EXERCISE DIRECTIONS — Reading down the listing below, count the lines where the word "RECORD" shows up, then give only that count.
########################################
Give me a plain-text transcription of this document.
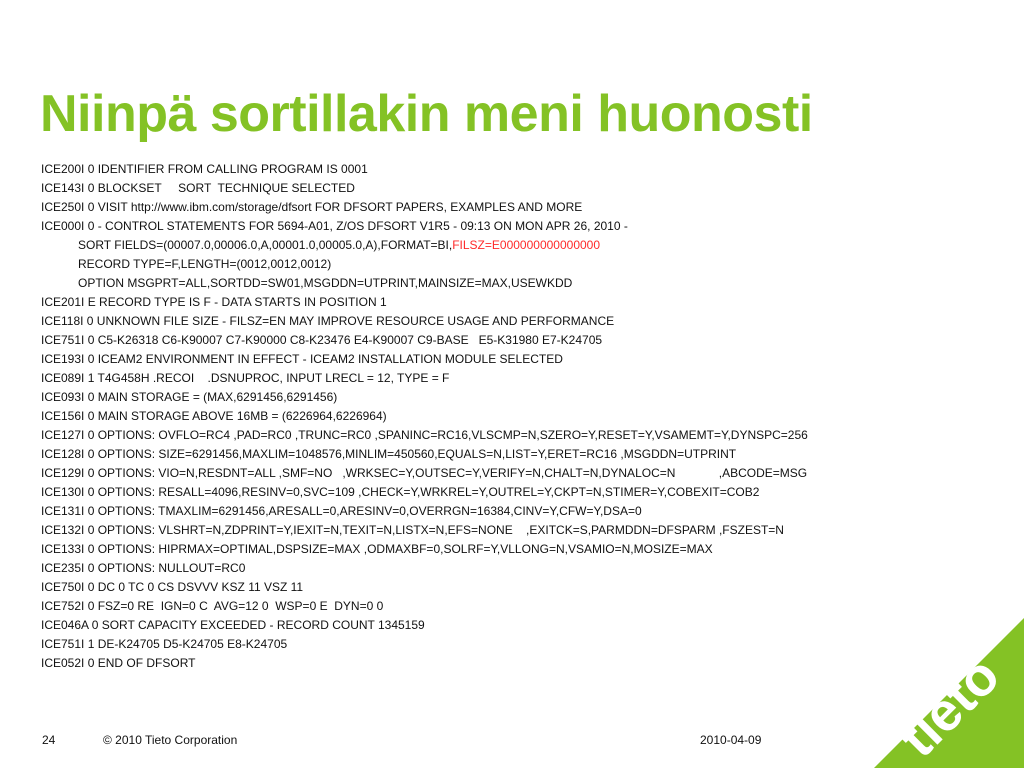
Niinpä sortillakin meni huonosti
ICE200I 0 IDENTIFIER FROM CALLING PROGRAM IS 0001
ICE143I 0 BLOCKSET     SORT  TECHNIQUE SELECTED
ICE250I 0 VISIT http://www.ibm.com/storage/dfsort FOR DFSORT PAPERS, EXAMPLES AND MORE
ICE000I 0 - CONTROL STATEMENTS FOR 5694-A01, Z/OS DFSORT V1R5 - 09:13 ON MON APR 26, 2010 -
SORT FIELDS=(00007.0,00006.0,A,00001.0,00005.0,A),FORMAT=BI,FILSZ=E000000000000000
RECORD TYPE=F,LENGTH=(0012,0012,0012)
OPTION MSGPRT=ALL,SORTDD=SW01,MSGDDN=UTPRINT,MAINSIZE=MAX,USEWKDD
ICE201I E RECORD TYPE IS F - DATA STARTS IN POSITION 1
ICE118I 0 UNKNOWN FILE SIZE - FILSZ=EN MAY IMPROVE RESOURCE USAGE AND PERFORMANCE
ICE751I 0 C5-K26318 C6-K90007 C7-K90000 C8-K23476 E4-K90007 C9-BASE   E5-K31980 E7-K24705
ICE193I 0 ICEAM2 ENVIRONMENT IN EFFECT - ICEAM2 INSTALLATION MODULE SELECTED
ICE089I 1 T4G458H .RECOI    .DSNUPROC, INPUT LRECL = 12, TYPE = F
ICE093I 0 MAIN STORAGE = (MAX,6291456,6291456)
ICE156I 0 MAIN STORAGE ABOVE 16MB = (6226964,6226964)
ICE127I 0 OPTIONS: OVFLO=RC4 ,PAD=RC0 ,TRUNC=RC0 ,SPANINC=RC16,VLSCMP=N,SZERO=Y,RESET=Y,VSAMEMT=Y,DYNSPC=256
ICE128I 0 OPTIONS: SIZE=6291456,MAXLIM=1048576,MINLIM=450560,EQUALS=N,LIST=Y,ERET=RC16 ,MSGDDN=UTPRINT
ICE129I 0 OPTIONS: VIO=N,RESDNT=ALL ,SMF=NO   ,WRKSEC=Y,OUTSEC=Y,VERIFY=N,CHALT=N,DYNALOC=N             ,ABCODE=MSG
ICE130I 0 OPTIONS: RESALL=4096,RESINV=0,SVC=109 ,CHECK=Y,WRKREL=Y,OUTREL=Y,CKPT=N,STIMER=Y,COBEXIT=COB2
ICE131I 0 OPTIONS: TMAXLIM=6291456,ARESALL=0,ARESINV=0,OVERRGN=16384,CINV=Y,CFW=Y,DSA=0
ICE132I 0 OPTIONS: VLSHRT=N,ZDPRINT=Y,IEXIT=N,TEXIT=N,LISTX=N,EFS=NONE    ,EXITCK=S,PARMDDN=DFSPARM ,FSZEST=N
ICE133I 0 OPTIONS: HIPRMAX=OPTIMAL,DSPSIZE=MAX ,ODMAXBF=0,SOLRF=Y,VLLONG=N,VSAMIO=N,MOSIZE=MAX
ICE235I 0 OPTIONS: NULLOUT=RC0
ICE750I 0 DC 0 TC 0 CS DSVVV KSZ 11 VSZ 11
ICE752I 0 FSZ=0 RE  IGN=0 C  AVG=12 0  WSP=0 E  DYN=0 0
ICE046A 0 SORT CAPACITY EXCEEDED - RECORD COUNT 1345159
ICE751I 1 DE-K24705 D5-K24705 E8-K24705
ICE052I 0 END OF DFSORT
24	© 2010 Tieto Corporation	2010-04-09 tieto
########################################
RESULT OF THIS TASK — 3